YOUR GOAL. Return the listing below exactly, with the pictures dropped.

· · ·

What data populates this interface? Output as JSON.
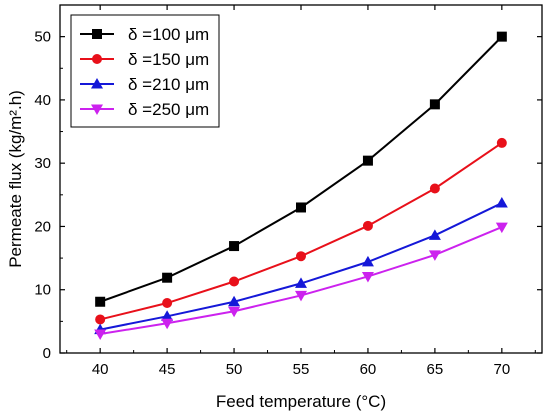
{
  "chart_data": {
    "type": "line",
    "title": "",
    "xlabel": "Feed temperature (°C)",
    "ylabel": "Permeate flux (kg/m².h)",
    "xlim": [
      37,
      73
    ],
    "ylim": [
      0,
      55
    ],
    "x_ticks": [
      40,
      45,
      50,
      55,
      60,
      65,
      70
    ],
    "y_ticks": [
      0,
      10,
      20,
      30,
      40,
      50
    ],
    "grid": false,
    "legend_position": "top-left",
    "x": [
      40,
      45,
      50,
      55,
      60,
      65,
      70
    ],
    "series": [
      {
        "name": "δ =100 μm",
        "color": "#000000",
        "marker": "square",
        "values": [
          8.1,
          11.9,
          16.9,
          23.0,
          30.4,
          39.3,
          50.0
        ]
      },
      {
        "name": "δ =150 μm",
        "color": "#e8101a",
        "marker": "circle",
        "values": [
          5.3,
          7.9,
          11.3,
          15.3,
          20.1,
          26.0,
          33.2
        ]
      },
      {
        "name": "δ =210 μm",
        "color": "#1518d8",
        "marker": "triangle-up",
        "values": [
          3.7,
          5.8,
          8.1,
          11.0,
          14.4,
          18.6,
          23.7
        ]
      },
      {
        "name": "δ =250 μm",
        "color": "#cc22ee",
        "marker": "triangle-down",
        "values": [
          3.0,
          4.7,
          6.6,
          9.1,
          12.1,
          15.5,
          19.9
        ]
      }
    ]
  }
}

· · ·

FULL ANSWER.
What data populates this interface? Output as JSON.
{
  "chart_data": {
    "type": "line",
    "title": "",
    "xlabel": "Feed temperature (°C)",
    "ylabel": "Permeate flux (kg/m².h)",
    "xlim": [
      37,
      73
    ],
    "ylim": [
      0,
      55
    ],
    "x_ticks": [
      40,
      45,
      50,
      55,
      60,
      65,
      70
    ],
    "y_ticks": [
      0,
      10,
      20,
      30,
      40,
      50
    ],
    "grid": false,
    "legend_position": "top-left",
    "x": [
      40,
      45,
      50,
      55,
      60,
      65,
      70
    ],
    "series": [
      {
        "name": "δ =100 μm",
        "color": "#000000",
        "marker": "square",
        "values": [
          8.1,
          11.9,
          16.9,
          23.0,
          30.4,
          39.3,
          50.0
        ]
      },
      {
        "name": "δ =150 μm",
        "color": "#e8101a",
        "marker": "circle",
        "values": [
          5.3,
          7.9,
          11.3,
          15.3,
          20.1,
          26.0,
          33.2
        ]
      },
      {
        "name": "δ =210 μm",
        "color": "#1518d8",
        "marker": "triangle-up",
        "values": [
          3.7,
          5.8,
          8.1,
          11.0,
          14.4,
          18.6,
          23.7
        ]
      },
      {
        "name": "δ =250 μm",
        "color": "#cc22ee",
        "marker": "triangle-down",
        "values": [
          3.0,
          4.7,
          6.6,
          9.1,
          12.1,
          15.5,
          19.9
        ]
      }
    ]
  }
}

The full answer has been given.